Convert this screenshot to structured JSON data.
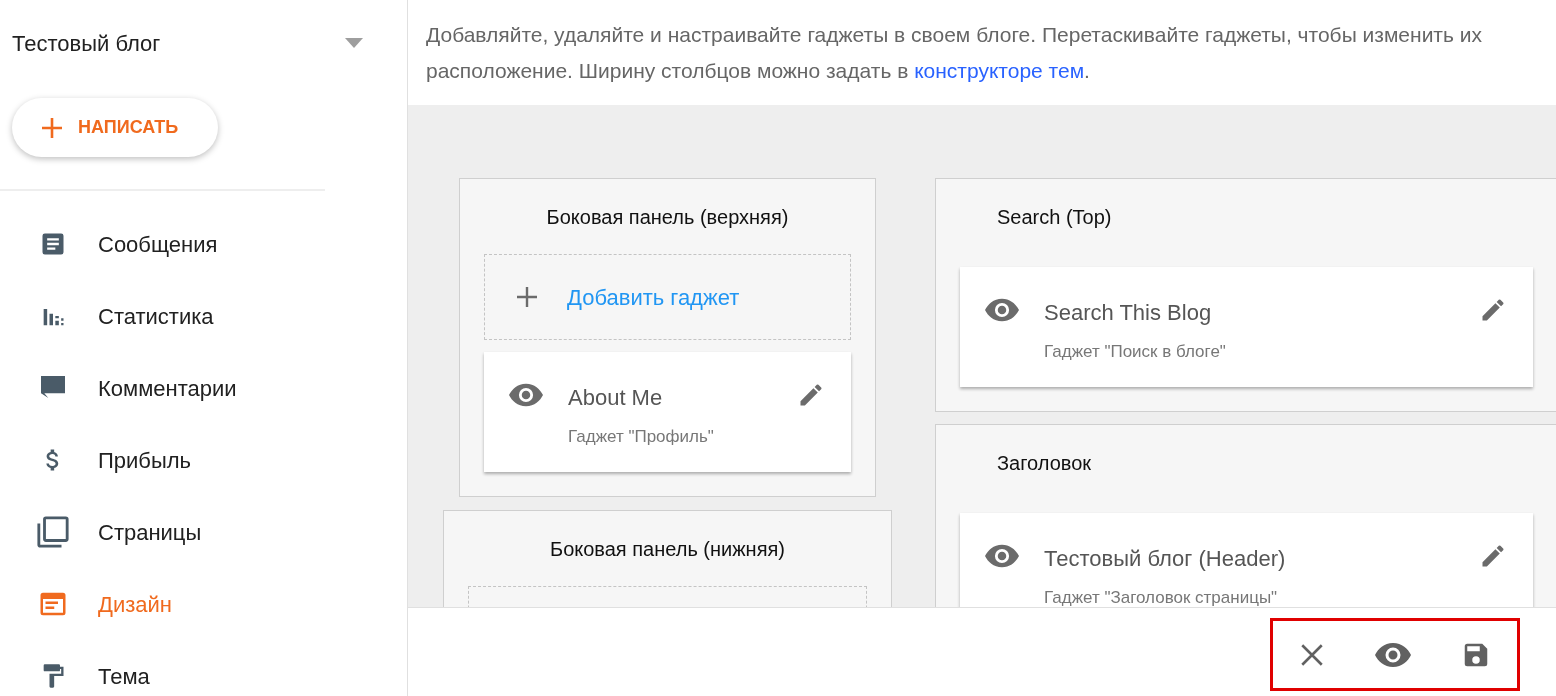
{
  "sidebar": {
    "blog_title": "Тестовый блог",
    "compose_label": "НАПИСАТЬ",
    "items": [
      {
        "label": "Сообщения",
        "selected": false
      },
      {
        "label": "Статистика",
        "selected": false
      },
      {
        "label": "Комментарии",
        "selected": false
      },
      {
        "label": "Прибыль",
        "selected": false
      },
      {
        "label": "Страницы",
        "selected": false
      },
      {
        "label": "Дизайн",
        "selected": true
      },
      {
        "label": "Тема",
        "selected": false
      }
    ]
  },
  "description": {
    "text": "Добавляйте, удаляйте и настраивайте гаджеты в своем блоге. Перетаскивайте гаджеты, чтобы изменить их расположение. Ширину столбцов можно задать в",
    "link": "конструкторе тем",
    "after": "."
  },
  "layout": {
    "columns": [
      {
        "sections": [
          {
            "title": "Боковая панель (верхняя)",
            "drop_zone": true,
            "add_gadget": "Добавить гаджет",
            "gadgets": [
              {
                "title": "About Me",
                "subtitle": "Гаджет \"Профиль\""
              }
            ]
          },
          {
            "title": "Боковая панель (нижняя)",
            "drop_zone": true
          }
        ]
      },
      {
        "sections": [
          {
            "title": "Search (Top)",
            "drop_zone": false,
            "gadgets": [
              {
                "title": "Search This Blog",
                "subtitle": "Гаджет \"Поиск в блоге\""
              }
            ]
          },
          {
            "title": "Заголовок",
            "drop_zone": false,
            "gadgets": [
              {
                "title": "Тестовый блог (Header)",
                "subtitle": "Гаджет \"Заголовок страницы\""
              }
            ]
          }
        ]
      }
    ]
  }
}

• _TASK PROMPT_
Images in the records should not be copied. Repeat all the rest exactly.

• _FULL OUTPUT_
Convert this screenshot to structured JSON data.
{
  "sidebar": {
    "blog_title": "Тестовый блог",
    "compose_label": "НАПИСАТЬ",
    "items": [
      {
        "label": "Сообщения",
        "selected": false
      },
      {
        "label": "Статистика",
        "selected": false
      },
      {
        "label": "Комментарии",
        "selected": false
      },
      {
        "label": "Прибыль",
        "selected": false
      },
      {
        "label": "Страницы",
        "selected": false
      },
      {
        "label": "Дизайн",
        "selected": true
      },
      {
        "label": "Тема",
        "selected": false
      }
    ]
  },
  "description": {
    "text": "Добавляйте, удаляйте и настраивайте гаджеты в своем блоге. Перетаскивайте гаджеты, чтобы изменить их расположение. Ширину столбцов можно задать в",
    "link": "конструкторе тем",
    "after": "."
  },
  "layout": {
    "columns": [
      {
        "sections": [
          {
            "title": "Боковая панель (верхняя)",
            "drop_zone": true,
            "add_gadget": "Добавить гаджет",
            "gadgets": [
              {
                "title": "About Me",
                "subtitle": "Гаджет \"Профиль\""
              }
            ]
          },
          {
            "title": "Боковая панель (нижняя)",
            "drop_zone": true
          }
        ]
      },
      {
        "sections": [
          {
            "title": "Search (Top)",
            "drop_zone": false,
            "gadgets": [
              {
                "title": "Search This Blog",
                "subtitle": "Гаджет \"Поиск в блоге\""
              }
            ]
          },
          {
            "title": "Заголовок",
            "drop_zone": false,
            "gadgets": [
              {
                "title": "Тестовый блог (Header)",
                "subtitle": "Гаджет \"Заголовок страницы\""
              }
            ]
          }
        ]
      }
    ]
  }
}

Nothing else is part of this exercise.